**Task to carry out**
Quote all entries exactly, leaving pictures aside.

**Dataset records**
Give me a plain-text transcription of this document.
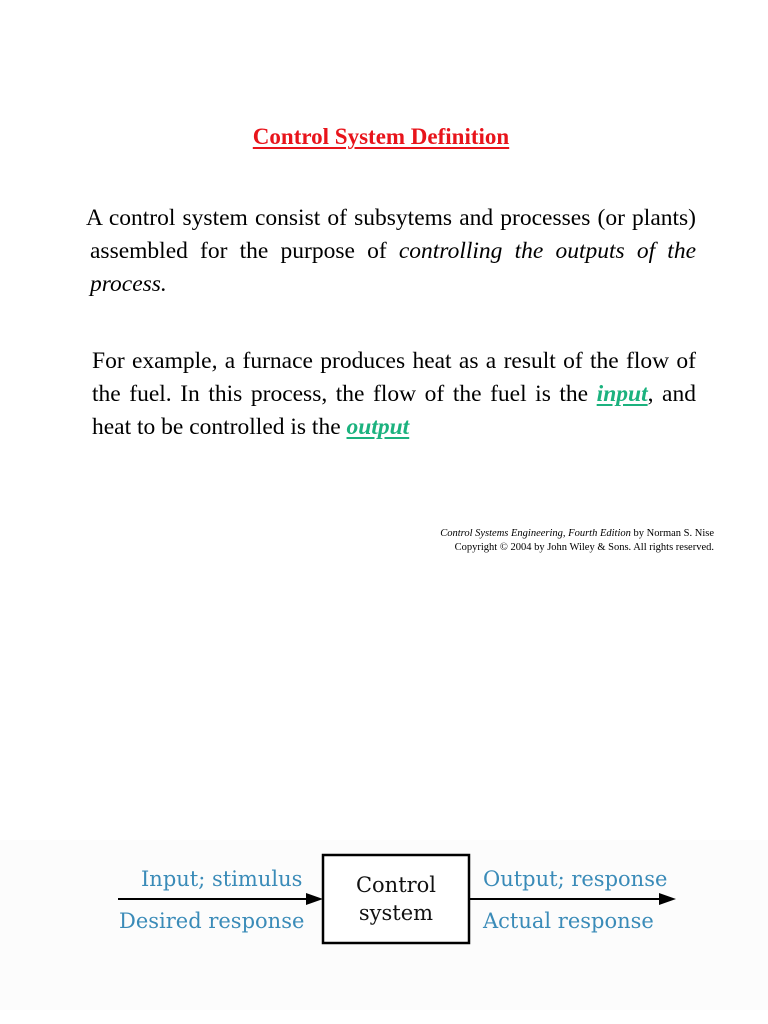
Control System Definition

A control system consist of subsytems and processes (or plants) assembled for the purpose of controlling the outputs of the process.

For example, a furnace produces heat as a result of the flow of the fuel. In this process, the flow of the fuel is the input, and heat to be controlled is the output

Control Systems Engineering, Fourth Edition by Norman S. Nise
Copyright © 2004 by John Wiley & Sons. All rights reserved.
Input; stimulus
Desired response
Control
system
Output; response
Actual response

**Task answer**
Give me a plain-text transcription of this document.
Control System Definition

A control system consist of subsytems and processes (or plants) assembled for the purpose of controlling the outputs of the process.

For example, a furnace produces heat as a result of the flow of the fuel. In this process, the flow of the fuel is the input, and heat to be controlled is the output

Control Systems Engineering, Fourth Edition by Norman S. Nise
Copyright © 2004 by John Wiley & Sons. All rights reserved.
Input; stimulus
Desired response
Control
system
Output; response
Actual response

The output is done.